### Data entries
■ ■ ■

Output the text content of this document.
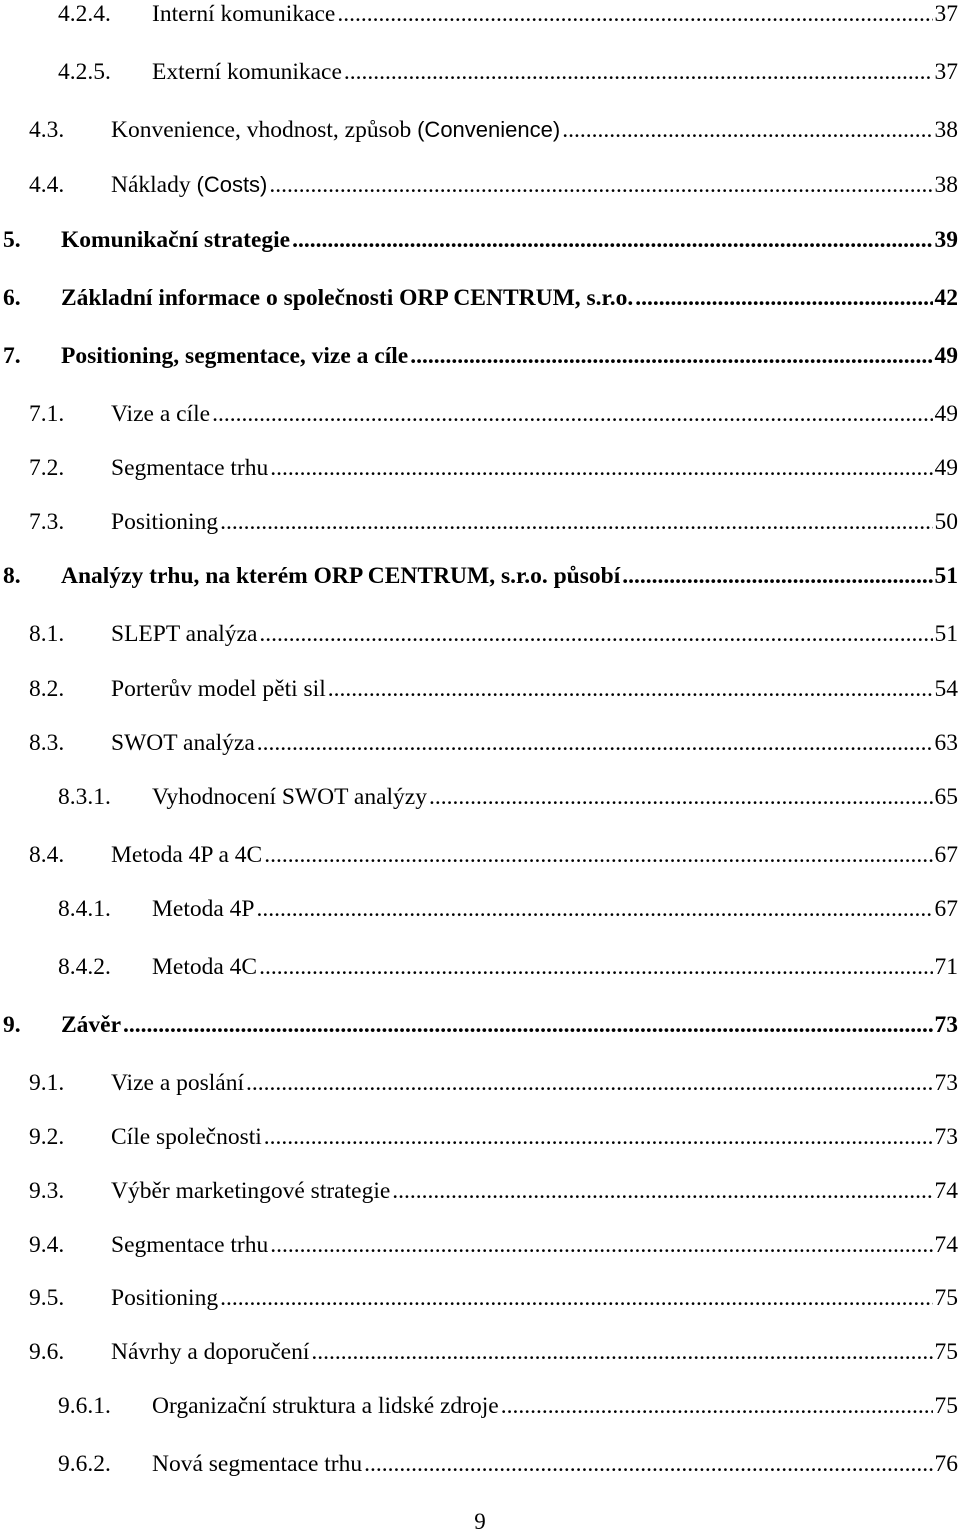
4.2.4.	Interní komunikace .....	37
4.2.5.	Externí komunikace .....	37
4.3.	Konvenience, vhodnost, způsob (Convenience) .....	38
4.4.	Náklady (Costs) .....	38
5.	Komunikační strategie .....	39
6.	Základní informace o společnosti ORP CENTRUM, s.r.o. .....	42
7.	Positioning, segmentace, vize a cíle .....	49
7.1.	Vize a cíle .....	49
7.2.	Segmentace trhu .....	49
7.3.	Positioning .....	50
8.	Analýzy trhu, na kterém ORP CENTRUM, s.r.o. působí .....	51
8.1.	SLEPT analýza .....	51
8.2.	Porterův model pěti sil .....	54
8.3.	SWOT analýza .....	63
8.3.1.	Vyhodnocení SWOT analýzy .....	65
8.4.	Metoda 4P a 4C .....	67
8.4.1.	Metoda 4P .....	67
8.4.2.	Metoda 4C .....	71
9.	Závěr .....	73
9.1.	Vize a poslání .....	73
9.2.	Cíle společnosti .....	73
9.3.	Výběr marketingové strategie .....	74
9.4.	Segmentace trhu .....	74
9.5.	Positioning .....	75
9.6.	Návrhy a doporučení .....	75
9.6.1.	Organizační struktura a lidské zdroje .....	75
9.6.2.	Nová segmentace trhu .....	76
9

■ ■ ■

### Your instructions
Report how many lines in these entries contain "Metoda". Answer with the number only.

### Output for this task
3